_Objective_:
Word for word, give the material below again, minus any images.

* begin Material provided *

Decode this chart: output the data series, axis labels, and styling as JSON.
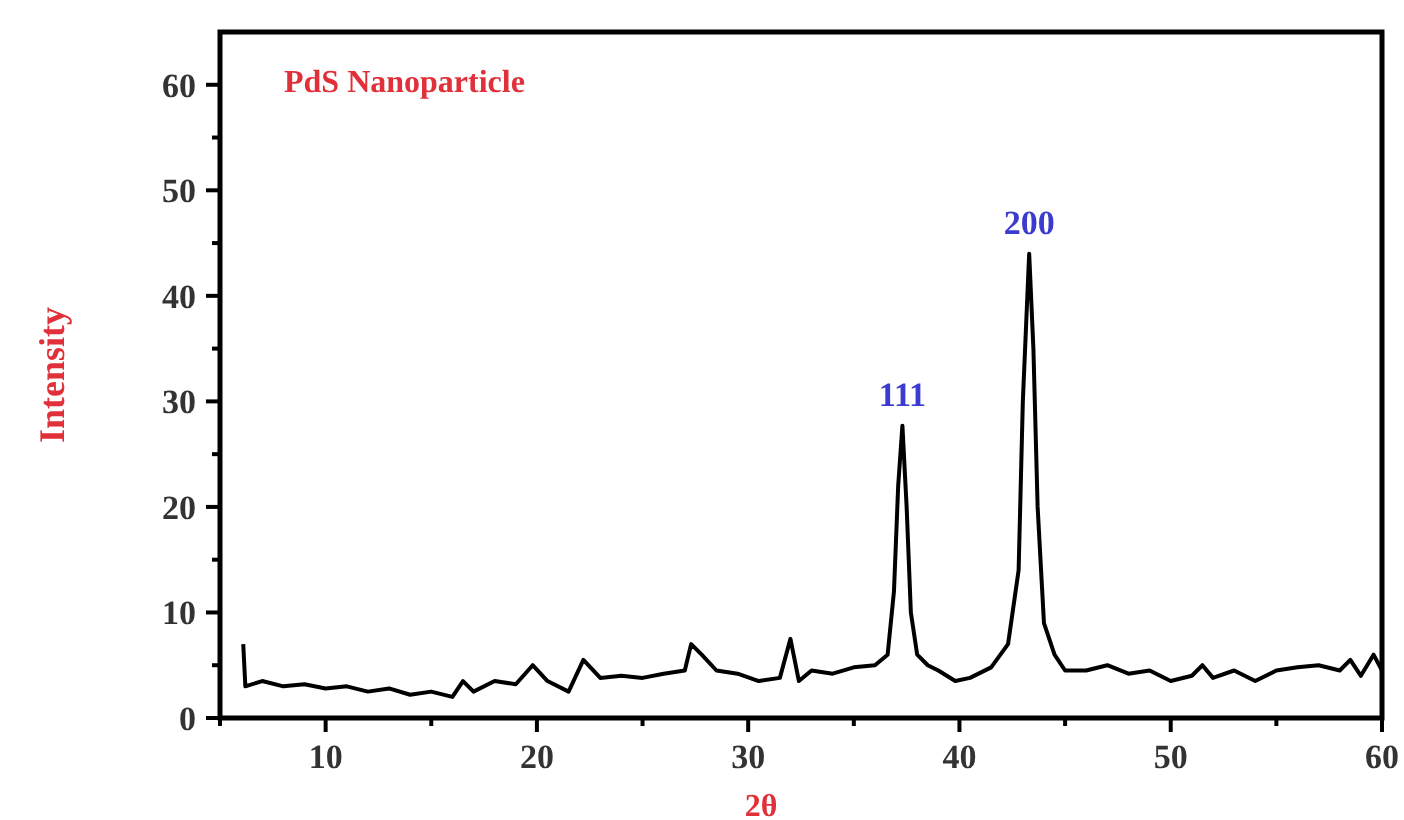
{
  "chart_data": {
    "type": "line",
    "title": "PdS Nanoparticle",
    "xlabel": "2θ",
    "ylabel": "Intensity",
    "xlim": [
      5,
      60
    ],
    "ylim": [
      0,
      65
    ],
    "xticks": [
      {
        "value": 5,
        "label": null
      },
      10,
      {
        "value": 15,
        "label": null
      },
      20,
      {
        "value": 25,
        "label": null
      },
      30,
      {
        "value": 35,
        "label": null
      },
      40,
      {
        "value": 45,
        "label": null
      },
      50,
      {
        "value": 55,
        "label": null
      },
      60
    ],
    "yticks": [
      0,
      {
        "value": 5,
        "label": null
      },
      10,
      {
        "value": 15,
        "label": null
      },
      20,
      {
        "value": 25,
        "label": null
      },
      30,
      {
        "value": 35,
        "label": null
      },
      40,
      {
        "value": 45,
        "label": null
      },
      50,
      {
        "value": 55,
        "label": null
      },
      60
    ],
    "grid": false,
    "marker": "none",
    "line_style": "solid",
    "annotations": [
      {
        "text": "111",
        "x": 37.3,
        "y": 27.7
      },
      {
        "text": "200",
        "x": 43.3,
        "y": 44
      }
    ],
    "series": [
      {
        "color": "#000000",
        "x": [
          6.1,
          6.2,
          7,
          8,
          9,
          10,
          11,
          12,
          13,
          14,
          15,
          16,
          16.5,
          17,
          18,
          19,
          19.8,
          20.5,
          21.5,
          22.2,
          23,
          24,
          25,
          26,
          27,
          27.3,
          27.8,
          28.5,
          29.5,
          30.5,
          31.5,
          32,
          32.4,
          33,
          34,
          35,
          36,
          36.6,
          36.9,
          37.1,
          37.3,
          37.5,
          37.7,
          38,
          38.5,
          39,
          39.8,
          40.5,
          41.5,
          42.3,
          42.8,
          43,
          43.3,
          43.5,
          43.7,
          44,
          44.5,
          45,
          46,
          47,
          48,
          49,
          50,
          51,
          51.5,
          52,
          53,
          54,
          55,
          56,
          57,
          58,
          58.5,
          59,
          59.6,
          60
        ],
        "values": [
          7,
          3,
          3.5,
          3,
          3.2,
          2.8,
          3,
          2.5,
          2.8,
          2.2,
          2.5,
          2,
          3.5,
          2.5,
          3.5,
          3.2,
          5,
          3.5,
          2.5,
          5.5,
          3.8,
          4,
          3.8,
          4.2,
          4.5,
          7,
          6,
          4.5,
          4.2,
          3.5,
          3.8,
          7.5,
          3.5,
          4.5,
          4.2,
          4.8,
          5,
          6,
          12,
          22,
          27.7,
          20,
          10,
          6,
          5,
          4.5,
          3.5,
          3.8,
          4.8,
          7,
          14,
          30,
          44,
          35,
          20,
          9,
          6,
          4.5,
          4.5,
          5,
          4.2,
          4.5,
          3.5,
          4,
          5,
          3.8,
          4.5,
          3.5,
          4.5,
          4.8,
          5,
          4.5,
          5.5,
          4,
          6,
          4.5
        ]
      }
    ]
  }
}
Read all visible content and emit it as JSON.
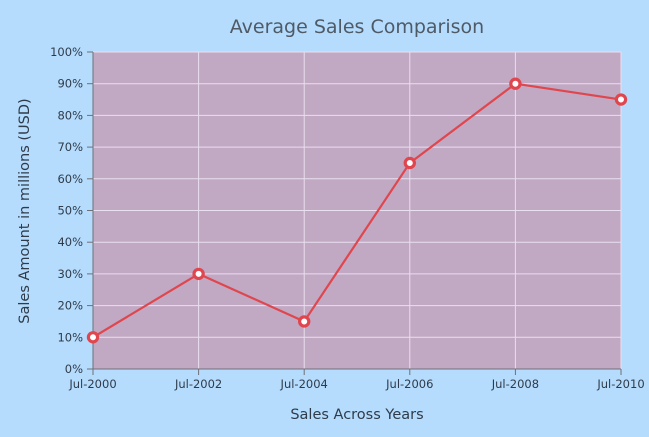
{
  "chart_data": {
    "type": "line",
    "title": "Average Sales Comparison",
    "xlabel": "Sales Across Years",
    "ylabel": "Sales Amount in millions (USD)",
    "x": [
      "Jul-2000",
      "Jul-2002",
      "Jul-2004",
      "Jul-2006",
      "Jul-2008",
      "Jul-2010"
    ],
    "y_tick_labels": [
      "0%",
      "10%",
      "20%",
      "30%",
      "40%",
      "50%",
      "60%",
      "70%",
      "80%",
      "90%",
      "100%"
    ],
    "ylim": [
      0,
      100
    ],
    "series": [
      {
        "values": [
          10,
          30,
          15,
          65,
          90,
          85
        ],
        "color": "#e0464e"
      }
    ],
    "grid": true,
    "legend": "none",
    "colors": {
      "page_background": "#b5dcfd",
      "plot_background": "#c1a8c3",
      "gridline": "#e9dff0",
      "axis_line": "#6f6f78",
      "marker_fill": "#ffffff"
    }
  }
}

* end Material provided *

_Answer to the task_:
Decode this chart: output the data series, axis labels, and styling as JSON.
{
  "chart_data": {
    "type": "line",
    "title": "PdS Nanoparticle",
    "xlabel": "2θ",
    "ylabel": "Intensity",
    "xlim": [
      5,
      60
    ],
    "ylim": [
      0,
      65
    ],
    "xticks": [
      {
        "value": 5,
        "label": null
      },
      10,
      {
        "value": 15,
        "label": null
      },
      20,
      {
        "value": 25,
        "label": null
      },
      30,
      {
        "value": 35,
        "label": null
      },
      40,
      {
        "value": 45,
        "label": null
      },
      50,
      {
        "value": 55,
        "label": null
      },
      60
    ],
    "yticks": [
      0,
      {
        "value": 5,
        "label": null
      },
      10,
      {
        "value": 15,
        "label": null
      },
      20,
      {
        "value": 25,
        "label": null
      },
      30,
      {
        "value": 35,
        "label": null
      },
      40,
      {
        "value": 45,
        "label": null
      },
      50,
      {
        "value": 55,
        "label": null
      },
      60
    ],
    "grid": false,
    "marker": "none",
    "line_style": "solid",
    "annotations": [
      {
        "text": "111",
        "x": 37.3,
        "y": 27.7
      },
      {
        "text": "200",
        "x": 43.3,
        "y": 44
      }
    ],
    "series": [
      {
        "color": "#000000",
        "x": [
          6.1,
          6.2,
          7,
          8,
          9,
          10,
          11,
          12,
          13,
          14,
          15,
          16,
          16.5,
          17,
          18,
          19,
          19.8,
          20.5,
          21.5,
          22.2,
          23,
          24,
          25,
          26,
          27,
          27.3,
          27.8,
          28.5,
          29.5,
          30.5,
          31.5,
          32,
          32.4,
          33,
          34,
          35,
          36,
          36.6,
          36.9,
          37.1,
          37.3,
          37.5,
          37.7,
          38,
          38.5,
          39,
          39.8,
          40.5,
          41.5,
          42.3,
          42.8,
          43,
          43.3,
          43.5,
          43.7,
          44,
          44.5,
          45,
          46,
          47,
          48,
          49,
          50,
          51,
          51.5,
          52,
          53,
          54,
          55,
          56,
          57,
          58,
          58.5,
          59,
          59.6,
          60
        ],
        "values": [
          7,
          3,
          3.5,
          3,
          3.2,
          2.8,
          3,
          2.5,
          2.8,
          2.2,
          2.5,
          2,
          3.5,
          2.5,
          3.5,
          3.2,
          5,
          3.5,
          2.5,
          5.5,
          3.8,
          4,
          3.8,
          4.2,
          4.5,
          7,
          6,
          4.5,
          4.2,
          3.5,
          3.8,
          7.5,
          3.5,
          4.5,
          4.2,
          4.8,
          5,
          6,
          12,
          22,
          27.7,
          20,
          10,
          6,
          5,
          4.5,
          3.5,
          3.8,
          4.8,
          7,
          14,
          30,
          44,
          35,
          20,
          9,
          6,
          4.5,
          4.5,
          5,
          4.2,
          4.5,
          3.5,
          4,
          5,
          3.8,
          4.5,
          3.5,
          4.5,
          4.8,
          5,
          4.5,
          5.5,
          4,
          6,
          4.5
        ]
      }
    ]
  }
}
Read all visible content and emit it as JSON.
{
  "chart_data": {
    "type": "line",
    "title": "Average Sales Comparison",
    "xlabel": "Sales Across Years",
    "ylabel": "Sales Amount in millions (USD)",
    "x": [
      "Jul-2000",
      "Jul-2002",
      "Jul-2004",
      "Jul-2006",
      "Jul-2008",
      "Jul-2010"
    ],
    "y_tick_labels": [
      "0%",
      "10%",
      "20%",
      "30%",
      "40%",
      "50%",
      "60%",
      "70%",
      "80%",
      "90%",
      "100%"
    ],
    "ylim": [
      0,
      100
    ],
    "series": [
      {
        "values": [
          10,
          30,
          15,
          65,
          90,
          85
        ],
        "color": "#e0464e"
      }
    ],
    "grid": true,
    "legend": "none",
    "colors": {
      "page_background": "#b5dcfd",
      "plot_background": "#c1a8c3",
      "gridline": "#e9dff0",
      "axis_line": "#6f6f78",
      "marker_fill": "#ffffff"
    }
  }
}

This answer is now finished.